▶ [EXERCISE DIRECTIONS]: Copy every line of the records below where the word "document" occurs.

▶ [DATASET]:
::::

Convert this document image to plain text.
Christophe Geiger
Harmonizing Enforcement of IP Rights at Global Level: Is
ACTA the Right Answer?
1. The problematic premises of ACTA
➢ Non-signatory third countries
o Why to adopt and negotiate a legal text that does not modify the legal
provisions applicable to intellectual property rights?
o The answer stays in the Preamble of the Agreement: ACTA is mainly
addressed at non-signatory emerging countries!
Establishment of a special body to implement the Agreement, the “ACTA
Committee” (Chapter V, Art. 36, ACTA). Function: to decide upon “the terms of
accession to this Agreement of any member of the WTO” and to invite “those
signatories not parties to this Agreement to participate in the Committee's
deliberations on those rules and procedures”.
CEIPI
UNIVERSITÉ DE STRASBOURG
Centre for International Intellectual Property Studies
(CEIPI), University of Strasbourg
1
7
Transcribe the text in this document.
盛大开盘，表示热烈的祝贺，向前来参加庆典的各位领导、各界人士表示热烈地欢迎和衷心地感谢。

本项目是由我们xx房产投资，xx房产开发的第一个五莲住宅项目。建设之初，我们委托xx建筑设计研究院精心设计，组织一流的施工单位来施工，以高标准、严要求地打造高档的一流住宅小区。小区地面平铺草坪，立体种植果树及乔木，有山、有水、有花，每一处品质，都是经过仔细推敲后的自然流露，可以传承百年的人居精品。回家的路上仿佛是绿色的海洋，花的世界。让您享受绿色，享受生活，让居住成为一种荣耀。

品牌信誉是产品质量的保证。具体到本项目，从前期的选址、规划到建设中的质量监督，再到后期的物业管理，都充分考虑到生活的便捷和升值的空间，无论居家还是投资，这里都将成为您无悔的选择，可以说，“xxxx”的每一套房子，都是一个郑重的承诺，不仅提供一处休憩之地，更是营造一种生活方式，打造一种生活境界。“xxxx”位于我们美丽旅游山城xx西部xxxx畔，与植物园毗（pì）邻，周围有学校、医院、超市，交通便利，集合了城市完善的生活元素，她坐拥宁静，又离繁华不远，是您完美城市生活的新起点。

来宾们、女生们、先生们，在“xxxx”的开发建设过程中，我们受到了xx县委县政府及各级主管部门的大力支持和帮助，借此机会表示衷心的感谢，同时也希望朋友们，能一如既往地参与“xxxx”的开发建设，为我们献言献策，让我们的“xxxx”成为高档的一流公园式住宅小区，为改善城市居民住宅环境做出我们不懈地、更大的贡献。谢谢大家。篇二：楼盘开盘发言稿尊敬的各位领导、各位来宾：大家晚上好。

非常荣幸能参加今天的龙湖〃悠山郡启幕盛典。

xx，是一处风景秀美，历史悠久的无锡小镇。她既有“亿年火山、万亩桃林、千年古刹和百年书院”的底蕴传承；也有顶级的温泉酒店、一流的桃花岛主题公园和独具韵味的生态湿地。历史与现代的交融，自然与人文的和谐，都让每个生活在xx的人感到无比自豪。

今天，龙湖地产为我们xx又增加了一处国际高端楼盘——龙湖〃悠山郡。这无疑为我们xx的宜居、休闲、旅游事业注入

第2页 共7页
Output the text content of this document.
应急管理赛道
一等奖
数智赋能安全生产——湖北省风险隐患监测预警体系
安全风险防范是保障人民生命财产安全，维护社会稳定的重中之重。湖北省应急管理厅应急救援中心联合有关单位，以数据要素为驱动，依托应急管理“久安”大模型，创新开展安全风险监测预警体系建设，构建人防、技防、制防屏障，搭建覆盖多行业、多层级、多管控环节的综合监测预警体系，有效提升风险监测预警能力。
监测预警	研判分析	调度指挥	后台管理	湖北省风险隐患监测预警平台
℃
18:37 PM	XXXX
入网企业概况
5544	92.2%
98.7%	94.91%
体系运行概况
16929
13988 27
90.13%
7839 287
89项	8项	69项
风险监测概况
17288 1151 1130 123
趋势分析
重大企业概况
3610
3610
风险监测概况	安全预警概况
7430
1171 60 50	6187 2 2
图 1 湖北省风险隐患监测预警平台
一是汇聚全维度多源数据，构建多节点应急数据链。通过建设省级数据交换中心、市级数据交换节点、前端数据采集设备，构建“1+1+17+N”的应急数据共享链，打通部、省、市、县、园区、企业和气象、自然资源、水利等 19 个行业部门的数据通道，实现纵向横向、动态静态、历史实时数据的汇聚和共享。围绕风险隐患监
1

::::

▶ [ANSWER FOR THIS EXERCISE]:
Convert this document image to plain text.
Transcribe the text in this document.
Output the text content of this document.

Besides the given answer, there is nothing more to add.